(Dataset items)
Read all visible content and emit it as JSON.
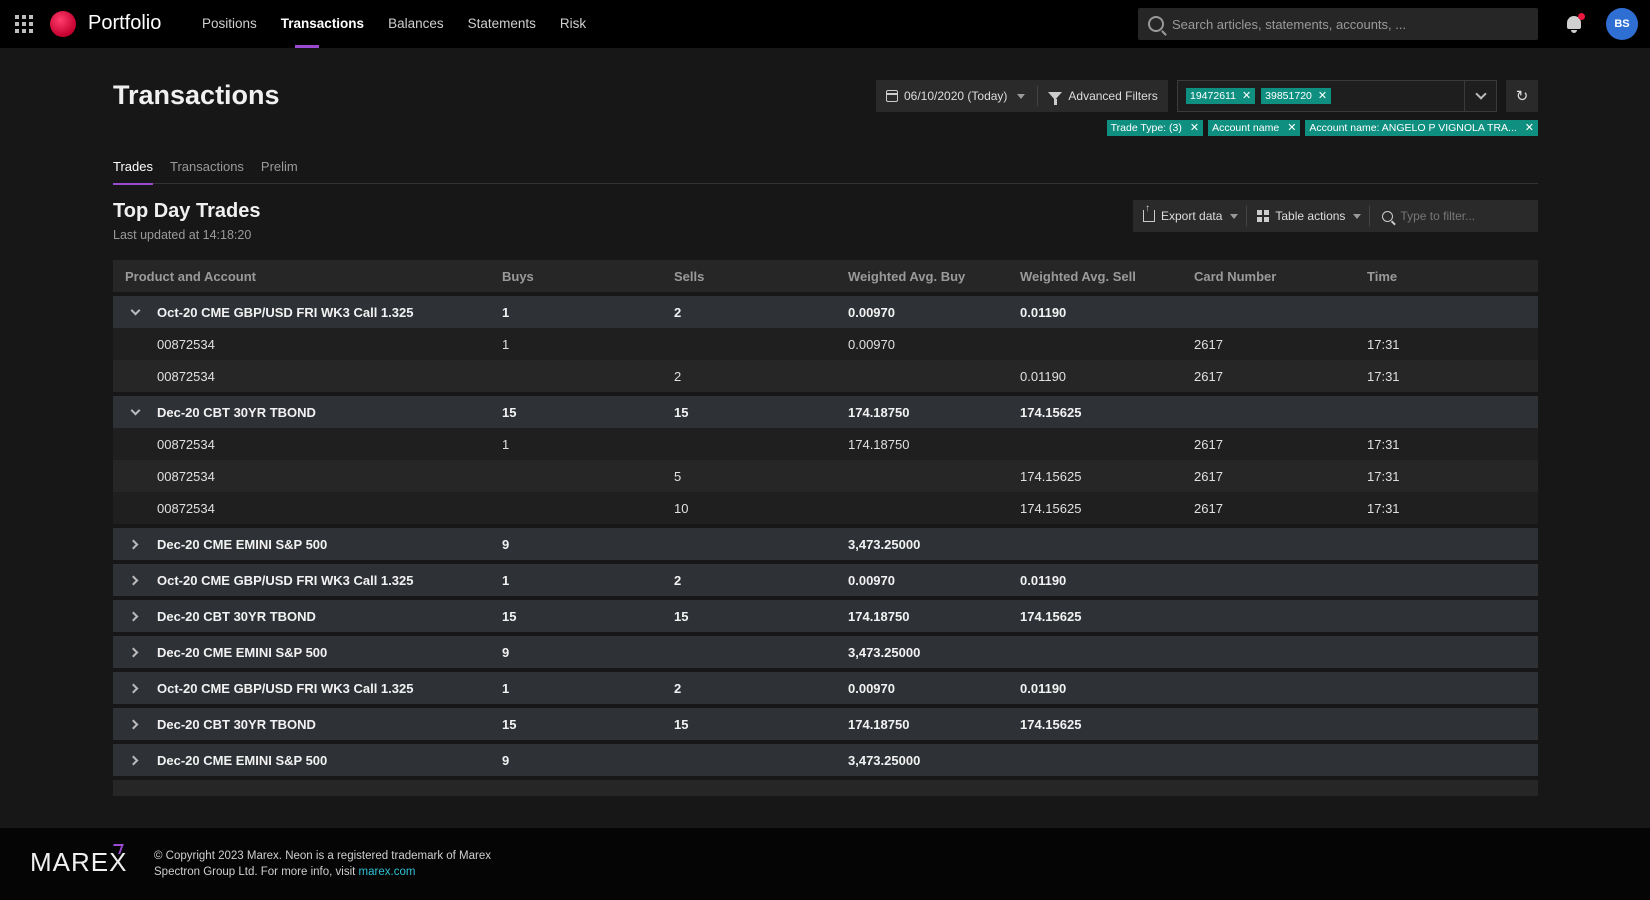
{
  "app": {
    "brand": "Portfolio",
    "nav": [
      "Positions",
      "Transactions",
      "Balances",
      "Statements",
      "Risk"
    ],
    "active_nav": "Transactions",
    "search_placeholder": "Search articles, statements, accounts, ...",
    "avatar_initials": "BS",
    "accent_color": "#9b4bd1",
    "chip_color": "#0f8f7f"
  },
  "header": {
    "title": "Transactions",
    "date_label": "06/10/2020 (Today)",
    "advanced_filters_label": "Advanced Filters",
    "account_chips": [
      "19472611",
      "39851720"
    ],
    "filter_tags": [
      "Trade Type: (3)",
      "Account name",
      "Account name: ANGELO P VIGNOLA TRA..."
    ]
  },
  "tabs": [
    "Trades",
    "Transactions",
    "Prelim"
  ],
  "section": {
    "title": "Top Day Trades",
    "subtitle": "Last updated at 14:18:20",
    "export_label": "Export data",
    "table_actions_label": "Table actions",
    "filter_placeholder": "Type to filter..."
  },
  "table": {
    "columns": [
      "Product and Account",
      "Buys",
      "Sells",
      "Weighted Avg. Buy",
      "Weighted Avg. Sell",
      "Card Number",
      "Time"
    ],
    "groups": [
      {
        "product": "Oct-20 CME GBP/USD FRI WK3 Call 1.325",
        "buys": "1",
        "sells": "2",
        "wab": "0.00970",
        "was": "0.01190",
        "expanded": true,
        "children": [
          {
            "account": "00872534",
            "buys": "1",
            "sells": "",
            "wab": "0.00970",
            "was": "",
            "card": "2617",
            "time": "17:31"
          },
          {
            "account": "00872534",
            "buys": "",
            "sells": "2",
            "wab": "",
            "was": "0.01190",
            "card": "2617",
            "time": "17:31"
          }
        ]
      },
      {
        "product": "Dec-20 CBT 30YR TBOND",
        "buys": "15",
        "sells": "15",
        "wab": "174.18750",
        "was": "174.15625",
        "expanded": true,
        "children": [
          {
            "account": "00872534",
            "buys": "1",
            "sells": "",
            "wab": "174.18750",
            "was": "",
            "card": "2617",
            "time": "17:31"
          },
          {
            "account": "00872534",
            "buys": "",
            "sells": "5",
            "wab": "",
            "was": "174.15625",
            "card": "2617",
            "time": "17:31"
          },
          {
            "account": "00872534",
            "buys": "",
            "sells": "10",
            "wab": "",
            "was": "174.15625",
            "card": "2617",
            "time": "17:31"
          }
        ]
      },
      {
        "product": "Dec-20 CME EMINI S&P 500",
        "buys": "9",
        "sells": "",
        "wab": "3,473.25000",
        "was": "",
        "expanded": false,
        "children": []
      },
      {
        "product": "Oct-20 CME GBP/USD FRI WK3 Call 1.325",
        "buys": "1",
        "sells": "2",
        "wab": "0.00970",
        "was": "0.01190",
        "expanded": false,
        "children": []
      },
      {
        "product": "Dec-20 CBT 30YR TBOND",
        "buys": "15",
        "sells": "15",
        "wab": "174.18750",
        "was": "174.15625",
        "expanded": false,
        "children": []
      },
      {
        "product": "Dec-20 CME EMINI S&P 500",
        "buys": "9",
        "sells": "",
        "wab": "3,473.25000",
        "was": "",
        "expanded": false,
        "children": []
      },
      {
        "product": "Oct-20 CME GBP/USD FRI WK3 Call 1.325",
        "buys": "1",
        "sells": "2",
        "wab": "0.00970",
        "was": "0.01190",
        "expanded": false,
        "children": []
      },
      {
        "product": "Dec-20 CBT 30YR TBOND",
        "buys": "15",
        "sells": "15",
        "wab": "174.18750",
        "was": "174.15625",
        "expanded": false,
        "children": []
      },
      {
        "product": "Dec-20 CME EMINI S&P 500",
        "buys": "9",
        "sells": "",
        "wab": "3,473.25000",
        "was": "",
        "expanded": false,
        "children": []
      }
    ]
  },
  "footer": {
    "logo_text": "MAREX",
    "copyright": "© Copyright 2023 Marex. Neon is a registered trademark of Marex Spectron Group Ltd. For more info, visit",
    "link_text": "marex.com"
  }
}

• [SHORT EXERCISE]: Check every line of the data above for the string "Transactions", and copy those that have it.

• [EXERCISE SOLUTION]:
      "Transactions",
    "active_nav": "Transactions",
    "title": "Transactions",
    "Transactions",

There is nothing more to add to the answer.